* Material for this task:
+ + + + +
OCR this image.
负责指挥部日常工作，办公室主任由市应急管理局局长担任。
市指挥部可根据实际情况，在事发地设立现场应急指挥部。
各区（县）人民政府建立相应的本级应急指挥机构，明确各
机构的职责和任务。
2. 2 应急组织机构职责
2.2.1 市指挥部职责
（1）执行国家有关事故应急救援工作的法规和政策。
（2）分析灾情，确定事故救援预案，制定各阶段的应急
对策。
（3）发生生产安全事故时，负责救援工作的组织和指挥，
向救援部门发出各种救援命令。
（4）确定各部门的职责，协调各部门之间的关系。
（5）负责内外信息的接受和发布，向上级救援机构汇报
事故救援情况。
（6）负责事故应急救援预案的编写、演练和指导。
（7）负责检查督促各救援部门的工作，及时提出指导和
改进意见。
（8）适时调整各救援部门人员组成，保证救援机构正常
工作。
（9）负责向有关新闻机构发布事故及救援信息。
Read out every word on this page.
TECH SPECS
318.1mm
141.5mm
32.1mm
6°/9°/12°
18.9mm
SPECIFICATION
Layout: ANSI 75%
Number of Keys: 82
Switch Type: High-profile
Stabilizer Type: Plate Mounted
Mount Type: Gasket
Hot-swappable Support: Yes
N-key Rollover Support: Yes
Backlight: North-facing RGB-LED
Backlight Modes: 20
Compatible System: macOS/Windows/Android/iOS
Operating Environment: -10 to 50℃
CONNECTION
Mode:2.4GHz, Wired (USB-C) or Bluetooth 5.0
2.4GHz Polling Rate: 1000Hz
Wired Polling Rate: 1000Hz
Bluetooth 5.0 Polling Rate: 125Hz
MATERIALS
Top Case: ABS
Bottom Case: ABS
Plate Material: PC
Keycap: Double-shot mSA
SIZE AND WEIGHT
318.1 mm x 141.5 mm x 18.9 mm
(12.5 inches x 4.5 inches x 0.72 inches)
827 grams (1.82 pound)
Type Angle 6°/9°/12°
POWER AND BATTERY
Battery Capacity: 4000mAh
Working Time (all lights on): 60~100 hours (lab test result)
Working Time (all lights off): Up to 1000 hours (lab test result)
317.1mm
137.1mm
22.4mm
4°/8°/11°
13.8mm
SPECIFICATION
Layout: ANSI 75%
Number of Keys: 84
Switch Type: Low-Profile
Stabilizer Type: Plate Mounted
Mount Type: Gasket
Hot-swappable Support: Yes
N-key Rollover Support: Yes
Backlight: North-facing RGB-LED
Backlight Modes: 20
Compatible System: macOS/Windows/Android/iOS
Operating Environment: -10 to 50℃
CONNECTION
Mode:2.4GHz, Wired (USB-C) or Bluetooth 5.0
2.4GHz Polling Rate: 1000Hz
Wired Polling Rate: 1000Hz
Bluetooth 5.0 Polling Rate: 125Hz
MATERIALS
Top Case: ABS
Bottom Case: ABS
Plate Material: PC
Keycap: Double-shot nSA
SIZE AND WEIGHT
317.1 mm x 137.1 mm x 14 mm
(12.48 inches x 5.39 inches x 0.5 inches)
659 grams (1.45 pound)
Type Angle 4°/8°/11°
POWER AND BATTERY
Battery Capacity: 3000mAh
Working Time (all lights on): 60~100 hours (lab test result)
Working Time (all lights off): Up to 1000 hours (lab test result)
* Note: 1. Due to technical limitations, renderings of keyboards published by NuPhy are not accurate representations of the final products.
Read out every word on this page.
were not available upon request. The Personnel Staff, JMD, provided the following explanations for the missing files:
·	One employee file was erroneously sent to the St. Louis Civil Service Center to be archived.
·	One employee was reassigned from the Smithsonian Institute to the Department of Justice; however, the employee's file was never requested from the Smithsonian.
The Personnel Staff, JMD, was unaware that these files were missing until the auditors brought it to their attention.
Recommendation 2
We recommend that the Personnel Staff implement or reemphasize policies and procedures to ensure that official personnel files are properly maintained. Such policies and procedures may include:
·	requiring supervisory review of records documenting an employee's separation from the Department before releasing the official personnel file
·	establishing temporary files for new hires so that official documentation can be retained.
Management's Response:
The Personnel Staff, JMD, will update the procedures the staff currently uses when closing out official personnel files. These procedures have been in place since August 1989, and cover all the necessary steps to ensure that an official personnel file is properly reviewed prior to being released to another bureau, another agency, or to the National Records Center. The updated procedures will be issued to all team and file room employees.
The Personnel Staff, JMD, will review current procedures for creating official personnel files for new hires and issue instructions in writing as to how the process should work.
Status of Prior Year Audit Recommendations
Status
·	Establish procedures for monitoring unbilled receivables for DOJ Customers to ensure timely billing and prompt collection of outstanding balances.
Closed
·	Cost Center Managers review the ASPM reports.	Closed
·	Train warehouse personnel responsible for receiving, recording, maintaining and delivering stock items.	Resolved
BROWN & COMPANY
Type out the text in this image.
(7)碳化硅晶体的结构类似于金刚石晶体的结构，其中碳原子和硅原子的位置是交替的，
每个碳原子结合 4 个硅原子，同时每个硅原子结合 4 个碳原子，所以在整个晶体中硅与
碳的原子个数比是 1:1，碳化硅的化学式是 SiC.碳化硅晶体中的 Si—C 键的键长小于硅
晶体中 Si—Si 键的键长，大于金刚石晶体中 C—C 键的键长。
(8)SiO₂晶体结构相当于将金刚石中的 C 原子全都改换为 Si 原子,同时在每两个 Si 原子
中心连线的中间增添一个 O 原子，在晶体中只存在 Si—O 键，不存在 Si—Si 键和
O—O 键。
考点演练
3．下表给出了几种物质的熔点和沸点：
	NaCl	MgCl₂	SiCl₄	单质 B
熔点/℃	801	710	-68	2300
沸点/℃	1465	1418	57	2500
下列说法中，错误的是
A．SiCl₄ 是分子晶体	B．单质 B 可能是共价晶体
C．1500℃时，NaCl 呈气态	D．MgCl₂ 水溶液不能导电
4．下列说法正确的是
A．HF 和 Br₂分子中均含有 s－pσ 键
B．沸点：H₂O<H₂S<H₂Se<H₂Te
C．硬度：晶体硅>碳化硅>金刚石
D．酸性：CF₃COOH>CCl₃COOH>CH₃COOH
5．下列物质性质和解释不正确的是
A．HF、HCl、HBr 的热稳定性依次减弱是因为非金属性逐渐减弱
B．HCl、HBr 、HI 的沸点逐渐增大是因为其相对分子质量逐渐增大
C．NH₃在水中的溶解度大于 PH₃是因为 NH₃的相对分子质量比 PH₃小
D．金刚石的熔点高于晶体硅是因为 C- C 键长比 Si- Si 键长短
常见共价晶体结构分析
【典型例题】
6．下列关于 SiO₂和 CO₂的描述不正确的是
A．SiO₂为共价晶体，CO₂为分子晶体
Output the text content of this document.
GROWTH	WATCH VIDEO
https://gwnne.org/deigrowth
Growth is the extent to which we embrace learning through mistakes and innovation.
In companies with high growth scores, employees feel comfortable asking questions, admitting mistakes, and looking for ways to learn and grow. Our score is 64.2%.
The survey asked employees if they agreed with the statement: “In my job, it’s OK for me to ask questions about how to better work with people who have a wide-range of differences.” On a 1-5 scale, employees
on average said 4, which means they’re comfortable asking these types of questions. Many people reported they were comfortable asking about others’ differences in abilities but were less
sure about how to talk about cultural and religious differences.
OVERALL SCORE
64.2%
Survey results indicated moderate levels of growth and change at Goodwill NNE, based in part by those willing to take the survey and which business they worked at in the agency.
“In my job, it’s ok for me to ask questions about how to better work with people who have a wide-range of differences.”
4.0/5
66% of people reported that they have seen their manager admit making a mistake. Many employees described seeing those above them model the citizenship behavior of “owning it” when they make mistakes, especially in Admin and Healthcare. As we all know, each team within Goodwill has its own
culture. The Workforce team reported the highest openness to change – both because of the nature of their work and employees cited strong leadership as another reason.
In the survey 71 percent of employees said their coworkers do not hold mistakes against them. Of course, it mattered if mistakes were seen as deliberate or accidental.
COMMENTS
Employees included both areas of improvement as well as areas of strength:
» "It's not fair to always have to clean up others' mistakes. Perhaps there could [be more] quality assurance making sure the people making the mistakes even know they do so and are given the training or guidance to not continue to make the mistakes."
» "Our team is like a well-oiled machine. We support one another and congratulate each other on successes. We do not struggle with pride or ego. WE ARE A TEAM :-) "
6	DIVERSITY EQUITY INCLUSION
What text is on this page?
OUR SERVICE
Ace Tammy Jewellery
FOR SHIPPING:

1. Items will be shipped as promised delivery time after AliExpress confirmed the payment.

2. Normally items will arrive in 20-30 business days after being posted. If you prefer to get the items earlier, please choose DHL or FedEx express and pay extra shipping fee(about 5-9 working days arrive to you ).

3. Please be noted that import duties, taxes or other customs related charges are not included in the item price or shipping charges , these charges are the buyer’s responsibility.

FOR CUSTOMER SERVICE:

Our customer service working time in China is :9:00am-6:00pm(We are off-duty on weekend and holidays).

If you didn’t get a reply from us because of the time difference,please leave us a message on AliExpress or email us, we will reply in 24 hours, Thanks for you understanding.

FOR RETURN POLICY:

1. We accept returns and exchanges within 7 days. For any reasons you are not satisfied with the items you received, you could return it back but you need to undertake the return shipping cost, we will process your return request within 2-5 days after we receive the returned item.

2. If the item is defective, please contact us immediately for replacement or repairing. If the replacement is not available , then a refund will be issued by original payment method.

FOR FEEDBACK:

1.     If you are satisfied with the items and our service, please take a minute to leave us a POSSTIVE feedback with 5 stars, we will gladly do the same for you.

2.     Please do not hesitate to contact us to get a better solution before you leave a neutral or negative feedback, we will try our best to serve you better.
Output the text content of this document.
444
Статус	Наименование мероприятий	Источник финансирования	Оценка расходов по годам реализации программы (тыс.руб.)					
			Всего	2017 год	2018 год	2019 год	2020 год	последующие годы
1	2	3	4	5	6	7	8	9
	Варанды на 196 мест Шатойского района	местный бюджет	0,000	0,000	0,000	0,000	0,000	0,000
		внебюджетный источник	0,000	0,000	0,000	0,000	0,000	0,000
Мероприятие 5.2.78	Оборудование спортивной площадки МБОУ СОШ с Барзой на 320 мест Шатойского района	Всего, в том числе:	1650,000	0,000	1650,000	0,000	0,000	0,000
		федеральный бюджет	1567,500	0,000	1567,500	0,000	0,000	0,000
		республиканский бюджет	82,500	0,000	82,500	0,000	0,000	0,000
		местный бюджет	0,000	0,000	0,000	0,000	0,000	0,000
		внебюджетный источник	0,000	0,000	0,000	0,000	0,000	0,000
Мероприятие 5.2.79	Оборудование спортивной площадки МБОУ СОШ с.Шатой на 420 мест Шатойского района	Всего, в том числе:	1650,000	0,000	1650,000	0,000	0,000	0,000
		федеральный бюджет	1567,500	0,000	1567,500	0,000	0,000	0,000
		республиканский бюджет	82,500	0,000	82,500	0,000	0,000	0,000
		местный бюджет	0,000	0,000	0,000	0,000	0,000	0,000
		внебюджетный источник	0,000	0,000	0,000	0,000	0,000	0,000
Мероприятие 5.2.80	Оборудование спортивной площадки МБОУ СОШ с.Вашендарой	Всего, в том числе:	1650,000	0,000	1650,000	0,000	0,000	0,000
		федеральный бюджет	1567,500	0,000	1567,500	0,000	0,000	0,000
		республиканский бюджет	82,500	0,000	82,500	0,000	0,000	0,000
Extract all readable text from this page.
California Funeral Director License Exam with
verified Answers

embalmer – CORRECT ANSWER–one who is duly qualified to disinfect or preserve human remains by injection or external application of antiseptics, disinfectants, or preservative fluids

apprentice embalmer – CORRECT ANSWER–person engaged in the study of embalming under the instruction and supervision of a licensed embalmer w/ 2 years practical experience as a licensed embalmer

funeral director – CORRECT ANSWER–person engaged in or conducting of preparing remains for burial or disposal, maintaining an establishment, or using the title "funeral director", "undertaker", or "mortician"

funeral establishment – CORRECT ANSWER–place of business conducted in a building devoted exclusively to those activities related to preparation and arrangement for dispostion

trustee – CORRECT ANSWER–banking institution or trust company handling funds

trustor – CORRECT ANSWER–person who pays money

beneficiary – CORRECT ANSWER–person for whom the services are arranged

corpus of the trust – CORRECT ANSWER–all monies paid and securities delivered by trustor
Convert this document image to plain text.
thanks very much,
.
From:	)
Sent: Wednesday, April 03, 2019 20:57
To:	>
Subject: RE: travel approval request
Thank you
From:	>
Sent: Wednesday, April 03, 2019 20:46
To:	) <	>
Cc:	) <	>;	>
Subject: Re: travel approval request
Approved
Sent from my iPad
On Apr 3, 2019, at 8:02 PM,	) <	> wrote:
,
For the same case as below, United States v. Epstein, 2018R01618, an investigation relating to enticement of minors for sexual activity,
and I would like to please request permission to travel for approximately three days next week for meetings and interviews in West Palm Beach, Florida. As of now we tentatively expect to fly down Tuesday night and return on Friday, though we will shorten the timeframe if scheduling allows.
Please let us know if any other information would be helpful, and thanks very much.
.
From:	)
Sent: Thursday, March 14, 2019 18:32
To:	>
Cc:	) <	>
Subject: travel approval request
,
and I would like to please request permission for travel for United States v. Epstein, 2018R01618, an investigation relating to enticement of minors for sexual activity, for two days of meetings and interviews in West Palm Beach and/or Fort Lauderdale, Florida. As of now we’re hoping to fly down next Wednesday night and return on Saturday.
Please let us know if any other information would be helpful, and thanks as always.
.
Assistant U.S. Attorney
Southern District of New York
+ + + + +
Within the listing above, find every line containing the string "survey" and return it.

The survey asked employees if they agreed with the statement: “In my job, it’s OK for me to ask questions about how to better work with people who have a wide-range of differences.” On a 1-5 scale, employees
Survey results indicated moderate levels of growth and change at Goodwill NNE, based in part by those willing to take the survey and which business they worked at in the agency.
In the survey 71 percent of employees said their coworkers do not hold mistakes against them. Of course, it mattered if mistakes were seen as deliberate or accidental.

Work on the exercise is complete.